Stored data:
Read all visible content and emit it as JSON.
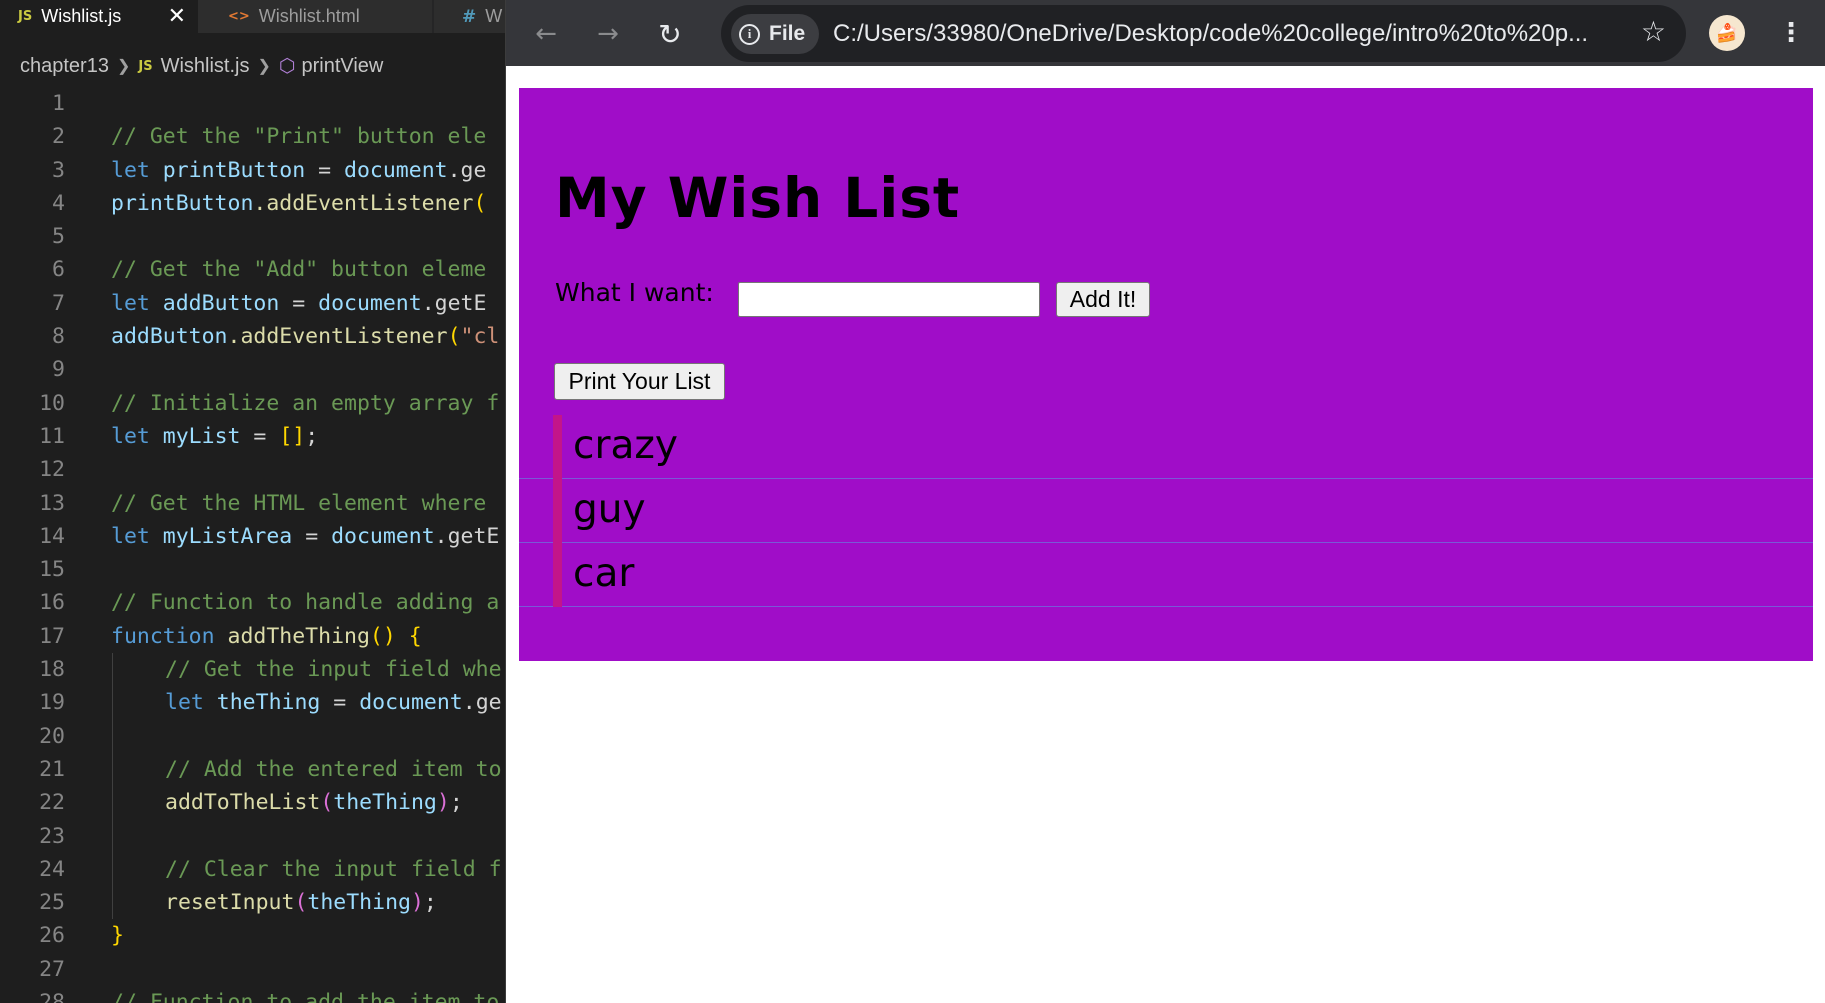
{
  "editor": {
    "tabs": [
      {
        "icon": "JS",
        "label": "Wishlist.js",
        "close": "✕"
      },
      {
        "icon": "<>",
        "label": "Wishlist.html"
      },
      {
        "icon": "#",
        "label": "W"
      }
    ],
    "breadcrumb": {
      "folder": "chapter13",
      "file_icon": "JS",
      "file": "Wishlist.js",
      "symbol": "printView"
    },
    "line_numbers": [
      "1",
      "2",
      "3",
      "4",
      "5",
      "6",
      "7",
      "8",
      "9",
      "10",
      "11",
      "12",
      "13",
      "14",
      "15",
      "16",
      "17",
      "18",
      "19",
      "20",
      "21",
      "22",
      "23",
      "24",
      "25",
      "26",
      "27",
      "28"
    ],
    "code": {
      "l2": "// Get the \"Print\" button ele",
      "l3": {
        "kw": "let",
        "var": "printButton",
        "op": " = ",
        "obj": "document",
        "rest": ".ge"
      },
      "l4": {
        "obj": "printButton",
        "fn": ".addEventListener",
        "b": "("
      },
      "l6": "// Get the \"Add\" button eleme",
      "l7": {
        "kw": "let",
        "var": "addButton",
        "op": " = ",
        "obj": "document",
        "rest": ".getE"
      },
      "l8": {
        "obj": "addButton",
        "fn": ".addEventListener",
        "b": "(",
        "str": "\"cl"
      },
      "l10": "// Initialize an empty array f",
      "l11": {
        "kw": "let",
        "var": "myList",
        "op": " = ",
        "b": "[]",
        "end": ";"
      },
      "l13": "// Get the HTML element where",
      "l14": {
        "kw": "let",
        "var": "myListArea",
        "op": " = ",
        "obj": "document",
        "rest": ".getE"
      },
      "l16": "// Function to handle adding a",
      "l17": {
        "kw": "function",
        "fn": "addTheThing",
        "b": "()",
        "b2": "{"
      },
      "l18": "// Get the input field whe",
      "l19": {
        "kw": "let",
        "var": "theThing",
        "op": " = ",
        "obj": "document",
        "rest": ".ge"
      },
      "l21": "// Add the entered item to",
      "l22": {
        "fn": "addToTheList",
        "b": "(",
        "arg": "theThing",
        "b_end": ")",
        "end": ";"
      },
      "l24": "// Clear the input field f",
      "l25": {
        "fn": "resetInput",
        "b": "(",
        "arg": "theThing",
        "b_end": ")",
        "end": ";"
      },
      "l26": "}",
      "l28": "// Function to add the item to"
    }
  },
  "browser": {
    "nav": {
      "back": "←",
      "forward": "→",
      "reload": "↻"
    },
    "chip": {
      "icon": "i",
      "label": "File"
    },
    "url": "C:/Users/33980/OneDrive/Desktop/code%20college/intro%20to%20p...",
    "star": "☆",
    "avatar": "🍰",
    "menu": "⋮"
  },
  "page": {
    "title": "My Wish List",
    "want_label": "What I want:",
    "input_value": "",
    "add_button": "Add It!",
    "print_button": "Print Your List",
    "items": [
      "crazy",
      "guy",
      "car"
    ]
  },
  "colors": {
    "page_bg": "#a00dc8",
    "item_bar": "#c3158a",
    "item_divider": "#7a59d6",
    "editor_bg": "#1e1e1e",
    "browser_toolbar": "#35363a"
  }
}
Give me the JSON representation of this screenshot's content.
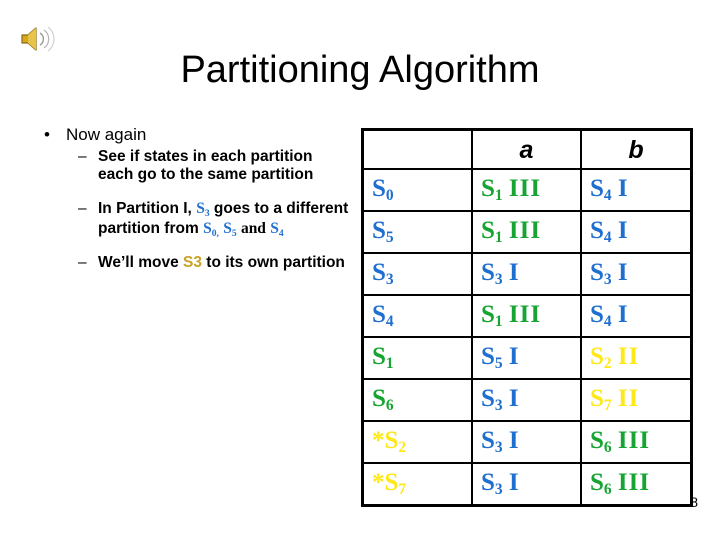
{
  "slide": {
    "title": "Partitioning Algorithm",
    "page_number": "8",
    "sound_icon": "speaker-icon"
  },
  "colors": {
    "blue": "#1F6FD0",
    "green": "#17A433",
    "yellow": "#FFE81A",
    "gold": "#C9A227",
    "black": "#000000"
  },
  "body": {
    "bullet1": {
      "marker": "•",
      "text": "Now again"
    },
    "sub1": {
      "marker": "–",
      "text": "See if states in each partition each go to the same partition"
    },
    "sub2": {
      "marker": "–",
      "part1": "In Partition I,",
      "state_a": "S",
      "state_a_sub": "3",
      "part2": "goes to a different partition from",
      "state_b": "S",
      "state_b_sub": "0,",
      "state_c": "S",
      "state_c_sub": "5",
      "conj": "and",
      "state_d": "S",
      "state_d_sub": "4"
    },
    "sub3": {
      "marker": "–",
      "part1": "We’ll move",
      "highlight": "S3",
      "part2": "to its own partition"
    }
  },
  "table": {
    "headers": [
      "",
      "a",
      "b"
    ],
    "rows": [
      {
        "state": {
          "prefix": "",
          "label": "S",
          "sub": "0",
          "color": "blue"
        },
        "a": {
          "label": "S",
          "sub": "1",
          "bars": "III",
          "color": "green"
        },
        "b": {
          "label": "S",
          "sub": "4",
          "bars": "I",
          "color": "blue"
        }
      },
      {
        "state": {
          "prefix": "",
          "label": "S",
          "sub": "5",
          "color": "blue"
        },
        "a": {
          "label": "S",
          "sub": "1",
          "bars": "III",
          "color": "green"
        },
        "b": {
          "label": "S",
          "sub": "4",
          "bars": "I",
          "color": "blue"
        }
      },
      {
        "state": {
          "prefix": "",
          "label": "S",
          "sub": "3",
          "color": "blue"
        },
        "a": {
          "label": "S",
          "sub": "3",
          "bars": "I",
          "color": "blue"
        },
        "b": {
          "label": "S",
          "sub": "3",
          "bars": "I",
          "color": "blue"
        }
      },
      {
        "state": {
          "prefix": "",
          "label": "S",
          "sub": "4",
          "color": "blue"
        },
        "a": {
          "label": "S",
          "sub": "1",
          "bars": "III",
          "color": "green"
        },
        "b": {
          "label": "S",
          "sub": "4",
          "bars": "I",
          "color": "blue"
        }
      },
      {
        "state": {
          "prefix": "",
          "label": "S",
          "sub": "1",
          "color": "green"
        },
        "a": {
          "label": "S",
          "sub": "5",
          "bars": "I",
          "color": "blue"
        },
        "b": {
          "label": "S",
          "sub": "2",
          "bars": "II",
          "color": "yellow"
        }
      },
      {
        "state": {
          "prefix": "",
          "label": "S",
          "sub": "6",
          "color": "green"
        },
        "a": {
          "label": "S",
          "sub": "3",
          "bars": "I",
          "color": "blue"
        },
        "b": {
          "label": "S",
          "sub": "7",
          "bars": "II",
          "color": "yellow"
        }
      },
      {
        "state": {
          "prefix": "*",
          "label": "S",
          "sub": "2",
          "color": "yellow"
        },
        "a": {
          "label": "S",
          "sub": "3",
          "bars": "I",
          "color": "blue"
        },
        "b": {
          "label": "S",
          "sub": "6",
          "bars": "III",
          "color": "green"
        }
      },
      {
        "state": {
          "prefix": "*",
          "label": "S",
          "sub": "7",
          "color": "yellow"
        },
        "a": {
          "label": "S",
          "sub": "3",
          "bars": "I",
          "color": "blue"
        },
        "b": {
          "label": "S",
          "sub": "6",
          "bars": "III",
          "color": "green"
        }
      }
    ]
  }
}
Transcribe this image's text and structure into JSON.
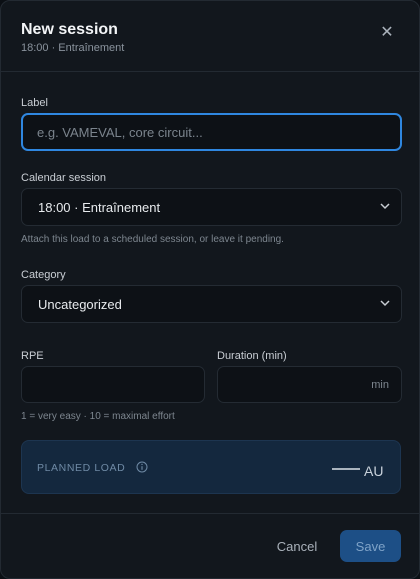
{
  "dialog": {
    "title": "New session",
    "subtitle": "18:00 · Entraînement",
    "close_icon": "close-icon"
  },
  "form": {
    "label": {
      "label": "Label",
      "value": "",
      "placeholder": "e.g. VAMEVAL, core circuit..."
    },
    "calendar_session": {
      "label": "Calendar session",
      "selected": "18:00 · Entraînement",
      "hint": "Attach this load to a scheduled session, or leave it pending."
    },
    "category": {
      "label": "Category",
      "selected": "Uncategorized"
    },
    "rpe": {
      "label": "RPE",
      "value": "",
      "hint": "1 = very easy · 10 = maximal effort"
    },
    "duration": {
      "label": "Duration (min)",
      "value": "",
      "suffix": "min"
    }
  },
  "planned_load": {
    "label": "PLANNED LOAD",
    "icon": "info-icon",
    "value": "",
    "unit": "AU"
  },
  "footer": {
    "cancel_label": "Cancel",
    "save_label": "Save"
  },
  "colors": {
    "accent": "#2f87e0",
    "save_button_bg": "#1d4f86",
    "planned_bg": "#14283e",
    "modal_bg": "#12171d"
  }
}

What the exercise asks:
Look for "Wishlist" and pull out every line that has it.

Answer below:
        "label": "Wishlist.js",
        "label": "Wishlist.html"
      "file": "Wishlist.js",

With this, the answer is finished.